Reading passage:
__________________________________________________
Hurrah for Consultants

1 Jun

Firstly, in order to remove any confusion, the consultants referred to in the title of this piece are of the Management variety, and not their more respectable surgical cousins.  I’m sure they both share many characteristics – that’s what the comments section is for.

I’ve spent many years working in corporates and the echelons of government, both as a consultant and an employer of consultants, so when I say that the chief characteristic of a great consultant is the ability to charm your pants off, you better believe it.  You know you’ve met a mediocre or poor consultant when at the end of a meeting you still have your pants fastened firmly around your waist.  The great consultant leaves with two pairs of trousers, and you’re so befuddled you don’t even realise until you get home that you rode the tube in socks and underwear.

smileWith great charm comes a great smile.  It’s that smile that acts as an anchor to the feelings you had during the first ever meeting with your new consultant chum, so much so that as soon as you see them, you take your own pants off and hand them over, along with your jacket and wallet.  With a wink, the great consultant hands you back your tube pass.  The mediocre consultant, meanwhile, is still trying to figure out how the hell the really good guy has a different suit for every day of the month.

Great consultants need great hair.  This is more a guideline than a rule, as it’s possible to make it as a baldie, but here’s the inside rip: you have to have a really nice shaped head.  One consultant pal of mine had lost a lot of hair, and if he let it grow even for a couple of days, he became invisible in a crowd.  Shaved right down, he had the IT factor in bunches.  His trick was not so much the collecting of pants, as the collecting of bras and frillies, although truth be told he was so smooth, he undoubtedly had a wardrobe full of client’s pants too.
__________________________________________________
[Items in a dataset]
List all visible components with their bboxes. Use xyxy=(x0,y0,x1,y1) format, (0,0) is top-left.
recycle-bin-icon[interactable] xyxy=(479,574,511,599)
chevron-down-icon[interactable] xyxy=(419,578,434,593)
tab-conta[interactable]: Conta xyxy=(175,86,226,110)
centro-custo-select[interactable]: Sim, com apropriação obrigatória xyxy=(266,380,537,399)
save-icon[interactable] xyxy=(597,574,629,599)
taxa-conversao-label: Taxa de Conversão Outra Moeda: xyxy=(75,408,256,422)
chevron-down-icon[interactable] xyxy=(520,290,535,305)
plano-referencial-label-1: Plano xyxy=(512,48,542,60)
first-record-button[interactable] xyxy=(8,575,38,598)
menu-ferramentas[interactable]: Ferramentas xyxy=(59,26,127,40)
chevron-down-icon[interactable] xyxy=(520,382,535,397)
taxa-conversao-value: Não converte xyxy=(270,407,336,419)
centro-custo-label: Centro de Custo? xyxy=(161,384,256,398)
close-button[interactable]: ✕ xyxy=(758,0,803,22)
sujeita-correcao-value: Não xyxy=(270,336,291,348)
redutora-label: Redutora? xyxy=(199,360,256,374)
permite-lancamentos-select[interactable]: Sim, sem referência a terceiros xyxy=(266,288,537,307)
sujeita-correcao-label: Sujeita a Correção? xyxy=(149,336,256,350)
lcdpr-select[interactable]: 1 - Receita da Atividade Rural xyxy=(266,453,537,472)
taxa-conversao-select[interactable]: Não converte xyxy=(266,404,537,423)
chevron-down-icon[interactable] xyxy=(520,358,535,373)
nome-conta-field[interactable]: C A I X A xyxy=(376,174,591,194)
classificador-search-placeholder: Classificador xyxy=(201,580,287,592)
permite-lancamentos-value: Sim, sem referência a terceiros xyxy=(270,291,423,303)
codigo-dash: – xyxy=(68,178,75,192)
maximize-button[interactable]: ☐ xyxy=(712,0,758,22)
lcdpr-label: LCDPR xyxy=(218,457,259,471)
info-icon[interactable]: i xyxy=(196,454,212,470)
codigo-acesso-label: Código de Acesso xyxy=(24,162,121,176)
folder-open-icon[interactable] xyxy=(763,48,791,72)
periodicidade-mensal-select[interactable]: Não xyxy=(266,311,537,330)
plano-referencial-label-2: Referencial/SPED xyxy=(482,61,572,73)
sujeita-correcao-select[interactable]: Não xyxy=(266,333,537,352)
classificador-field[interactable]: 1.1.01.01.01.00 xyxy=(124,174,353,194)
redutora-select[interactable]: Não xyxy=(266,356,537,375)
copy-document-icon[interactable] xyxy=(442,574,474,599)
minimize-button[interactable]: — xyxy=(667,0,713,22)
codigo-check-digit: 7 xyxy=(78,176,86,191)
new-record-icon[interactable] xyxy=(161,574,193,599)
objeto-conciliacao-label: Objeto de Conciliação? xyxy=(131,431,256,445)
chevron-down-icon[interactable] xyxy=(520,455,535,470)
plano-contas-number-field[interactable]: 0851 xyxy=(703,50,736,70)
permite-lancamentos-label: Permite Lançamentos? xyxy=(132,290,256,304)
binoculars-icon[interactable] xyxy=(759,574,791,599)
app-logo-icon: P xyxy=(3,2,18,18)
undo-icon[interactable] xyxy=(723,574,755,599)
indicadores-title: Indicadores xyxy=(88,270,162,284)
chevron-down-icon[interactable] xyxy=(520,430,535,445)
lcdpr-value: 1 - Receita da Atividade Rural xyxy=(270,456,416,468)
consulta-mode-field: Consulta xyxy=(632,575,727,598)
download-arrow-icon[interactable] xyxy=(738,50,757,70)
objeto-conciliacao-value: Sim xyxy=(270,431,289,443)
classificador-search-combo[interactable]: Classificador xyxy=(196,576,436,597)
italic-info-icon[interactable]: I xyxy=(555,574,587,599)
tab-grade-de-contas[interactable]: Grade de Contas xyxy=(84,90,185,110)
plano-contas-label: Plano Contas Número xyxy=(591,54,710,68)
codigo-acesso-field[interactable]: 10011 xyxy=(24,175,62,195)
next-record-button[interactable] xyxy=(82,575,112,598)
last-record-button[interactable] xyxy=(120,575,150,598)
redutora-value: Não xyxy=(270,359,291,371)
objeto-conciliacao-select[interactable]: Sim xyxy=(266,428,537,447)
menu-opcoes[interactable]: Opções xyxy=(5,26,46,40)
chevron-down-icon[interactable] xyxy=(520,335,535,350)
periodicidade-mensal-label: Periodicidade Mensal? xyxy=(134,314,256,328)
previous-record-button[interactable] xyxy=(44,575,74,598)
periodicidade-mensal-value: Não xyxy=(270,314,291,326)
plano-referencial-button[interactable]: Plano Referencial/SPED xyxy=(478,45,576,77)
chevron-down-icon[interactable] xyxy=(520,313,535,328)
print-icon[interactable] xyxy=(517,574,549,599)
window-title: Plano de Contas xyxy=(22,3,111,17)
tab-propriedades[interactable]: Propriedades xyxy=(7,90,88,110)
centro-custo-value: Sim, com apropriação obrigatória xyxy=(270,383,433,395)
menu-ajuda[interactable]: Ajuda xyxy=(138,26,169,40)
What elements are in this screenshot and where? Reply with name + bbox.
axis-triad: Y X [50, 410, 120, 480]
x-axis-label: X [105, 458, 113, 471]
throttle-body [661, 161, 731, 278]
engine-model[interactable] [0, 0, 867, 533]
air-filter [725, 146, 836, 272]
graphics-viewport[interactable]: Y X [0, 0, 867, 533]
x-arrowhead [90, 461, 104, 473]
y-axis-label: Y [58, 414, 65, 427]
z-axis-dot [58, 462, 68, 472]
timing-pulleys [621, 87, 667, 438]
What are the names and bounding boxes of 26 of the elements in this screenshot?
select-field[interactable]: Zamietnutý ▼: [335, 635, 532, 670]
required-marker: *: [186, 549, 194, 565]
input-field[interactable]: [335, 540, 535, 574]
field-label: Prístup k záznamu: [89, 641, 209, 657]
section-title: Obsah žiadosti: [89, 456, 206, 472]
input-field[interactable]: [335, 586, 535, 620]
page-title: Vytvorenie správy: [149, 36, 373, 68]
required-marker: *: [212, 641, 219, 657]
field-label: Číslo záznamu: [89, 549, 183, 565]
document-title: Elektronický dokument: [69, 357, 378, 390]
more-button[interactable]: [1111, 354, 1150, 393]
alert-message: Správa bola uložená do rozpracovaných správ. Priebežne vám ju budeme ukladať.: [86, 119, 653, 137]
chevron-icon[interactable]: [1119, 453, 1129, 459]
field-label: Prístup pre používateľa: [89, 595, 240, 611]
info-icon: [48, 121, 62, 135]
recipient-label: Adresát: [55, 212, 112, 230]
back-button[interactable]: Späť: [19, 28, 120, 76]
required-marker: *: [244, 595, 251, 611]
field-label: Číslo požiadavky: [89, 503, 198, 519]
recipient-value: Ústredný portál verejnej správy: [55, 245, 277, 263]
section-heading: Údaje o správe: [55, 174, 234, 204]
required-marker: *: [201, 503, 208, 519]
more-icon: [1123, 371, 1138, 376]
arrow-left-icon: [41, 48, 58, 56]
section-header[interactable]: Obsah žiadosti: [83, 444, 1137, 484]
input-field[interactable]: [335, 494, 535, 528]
__________________________________________________
Tasks and exercises:
A: Answer these questions about the piece on consultants, one per line:
(i) Which variety of consultants does the title mean?
(ii) What does the writer name as the chief characteristic of a great consultant?
(iii) What does the great consultant hand back with a wink?
B: Please copy the piece on consultants word for word, from "Hurrah for Consultants" to "socks and underwear.".
Use only the text to answer; the records play no part.

Results for each task:
A:
(i) The Management variety.
(ii) The ability to charm your pants off.
(iii) Your tube pass.

B:
Hurrah for Consultants

1 Jun

Firstly, in order to remove any confusion, the consultants referred to in the title of this piece are of the Management variety, and not their more respectable surgical cousins.  I’m sure they both share many characteristics – that’s what the comments section is for.

I’ve spent many years working in corporates and the echelons of government, both as a consultant and an employer of consultants, so when I say that the chief characteristic of a great consultant is the ability to charm your pants off, you better believe it.  You know you’ve met a mediocre or poor consultant when at the end of a meeting you still have your pants fastened firmly around your waist.  The great consultant leaves with two pairs of trousers, and you’re so befuddled you don’t even realise until you get home that you rode the tube in socks and underwear.